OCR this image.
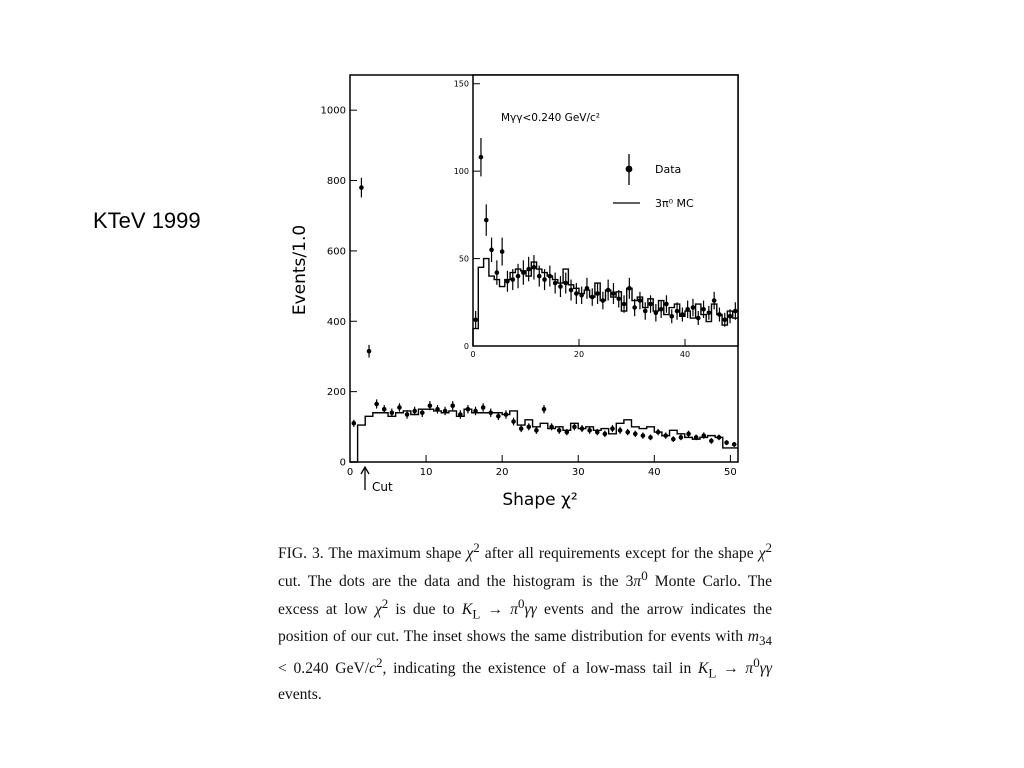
KTeV 1999
0	10	20	30	40	50
0
200
400
600
800
1000
Events/1.0
Shape χ²
Cut
0	20	40
0
50
100
150
Mγγ<0.240 GeV/c²
Data
3π⁰ MC
FIG. 3. The maximum shape $\chi^2$ after all requirements except for the shape $\chi^2$ cut. The dots are the data and the histogram is the $3\pi^0$ Monte Carlo. The excess at low $\chi^2$ is due to $K_L \to \pi^0\gamma\gamma$ events and the arrow indicates the position of our cut. The inset shows the same distribution for events with $m_{34} < 0.240$ GeV/$c^2$, indicating the existence of a low-mass tail in $K_L \to \pi^0\gamma\gamma$ events.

> **AIM**: Print each of the records above exactly as written, leaving no picture in the copy.

> **ANSWER IN FULL**:
OCR this image.
KTeV 1999
0	10	20	30	40	50
0
200
400
600
800
1000
Events/1.0
Shape χ²
Cut
0	20	40
0
50
100
150
Mγγ<0.240 GeV/c²
Data
3π⁰ MC
FIG. 3. The maximum shape $\chi^2$ after all requirements except for the shape $\chi^2$ cut. The dots are the data and the histogram is the $3\pi^0$ Monte Carlo. The excess at low $\chi^2$ is due to $K_L \to \pi^0\gamma\gamma$ events and the arrow indicates the position of our cut. The inset shows the same distribution for events with $m_{34} < 0.240$ GeV/$c^2$, indicating the existence of a low-mass tail in $K_L \to \pi^0\gamma\gamma$ events.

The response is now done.